* _Written instruction_
Reproduce every record exactly as it appears, but not the pictures.

* _Provided entries_
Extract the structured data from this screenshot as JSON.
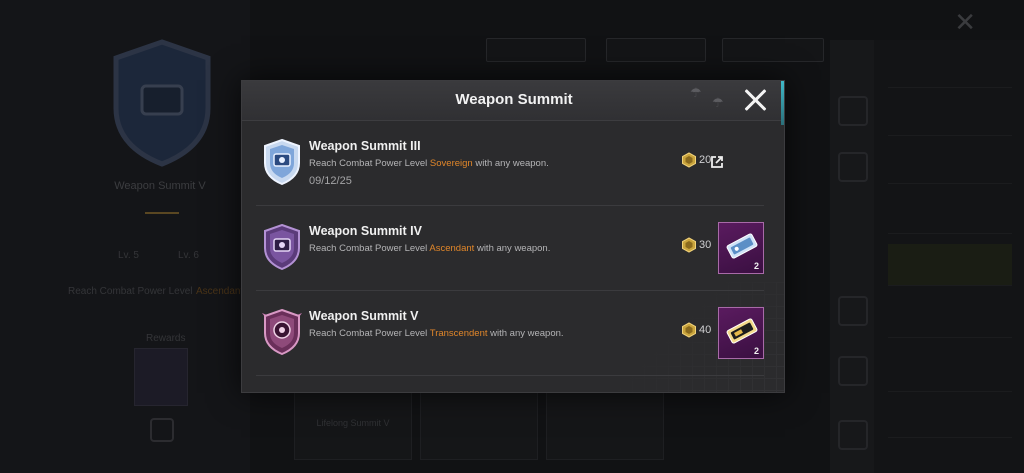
{
  "background": {
    "top_right_label": "",
    "left_panel": {
      "badge_name": "Weapon Summit V",
      "progress_left": "Lv. 5",
      "progress_right": "Lv. 6",
      "hint_text": "Reach Combat Power Level",
      "hint_highlight": "Ascendant",
      "rewards_label": "Rewards"
    },
    "filters": [
      "",
      "",
      ""
    ],
    "right_menu": [
      "",
      "",
      "",
      "",
      "",
      "",
      "",
      "",
      ""
    ],
    "bottom_cards": [
      "Lifelong Summit V",
      "",
      ""
    ]
  },
  "modal": {
    "title": "Weapon Summit",
    "rows": [
      {
        "title": "Weapon Summit III",
        "desc_before": "Reach Combat Power Level ",
        "desc_highlight": "Sovereign",
        "desc_after": " with any weapon.",
        "date": "09/12/25",
        "points": "20",
        "has_link": true,
        "badge_color": "#8fb5e8",
        "badge_tier": "silver-blue"
      },
      {
        "title": "Weapon Summit IV",
        "desc_before": "Reach Combat Power Level ",
        "desc_highlight": "Ascendant",
        "desc_after": " with any weapon.",
        "date": "",
        "points": "30",
        "item_count": "2",
        "item_icon": "blue-ticket-icon",
        "badge_color": "#8a5bb0",
        "badge_tier": "purple"
      },
      {
        "title": "Weapon Summit V",
        "desc_before": "Reach Combat Power Level ",
        "desc_highlight": "Transcendent",
        "desc_after": " with any weapon.",
        "date": "",
        "points": "40",
        "item_count": "2",
        "item_icon": "gold-ticket-icon",
        "badge_color": "#b05a8f",
        "badge_tier": "pink"
      }
    ],
    "colors": {
      "highlight": "#e0862a",
      "accent": "#3fb9c9",
      "item_border": "#a86aa8"
    }
  }
}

* _Right answer_
Extract the structured data from this screenshot as JSON.
{
  "background": {
    "top_right_label": "",
    "left_panel": {
      "badge_name": "Weapon Summit V",
      "progress_left": "Lv. 5",
      "progress_right": "Lv. 6",
      "hint_text": "Reach Combat Power Level",
      "hint_highlight": "Ascendant",
      "rewards_label": "Rewards"
    },
    "filters": [
      "",
      "",
      ""
    ],
    "right_menu": [
      "",
      "",
      "",
      "",
      "",
      "",
      "",
      "",
      ""
    ],
    "bottom_cards": [
      "Lifelong Summit V",
      "",
      ""
    ]
  },
  "modal": {
    "title": "Weapon Summit",
    "rows": [
      {
        "title": "Weapon Summit III",
        "desc_before": "Reach Combat Power Level ",
        "desc_highlight": "Sovereign",
        "desc_after": " with any weapon.",
        "date": "09/12/25",
        "points": "20",
        "has_link": true,
        "badge_color": "#8fb5e8",
        "badge_tier": "silver-blue"
      },
      {
        "title": "Weapon Summit IV",
        "desc_before": "Reach Combat Power Level ",
        "desc_highlight": "Ascendant",
        "desc_after": " with any weapon.",
        "date": "",
        "points": "30",
        "item_count": "2",
        "item_icon": "blue-ticket-icon",
        "badge_color": "#8a5bb0",
        "badge_tier": "purple"
      },
      {
        "title": "Weapon Summit V",
        "desc_before": "Reach Combat Power Level ",
        "desc_highlight": "Transcendent",
        "desc_after": " with any weapon.",
        "date": "",
        "points": "40",
        "item_count": "2",
        "item_icon": "gold-ticket-icon",
        "badge_color": "#b05a8f",
        "badge_tier": "pink"
      }
    ],
    "colors": {
      "highlight": "#e0862a",
      "accent": "#3fb9c9",
      "item_border": "#a86aa8"
    }
  }
}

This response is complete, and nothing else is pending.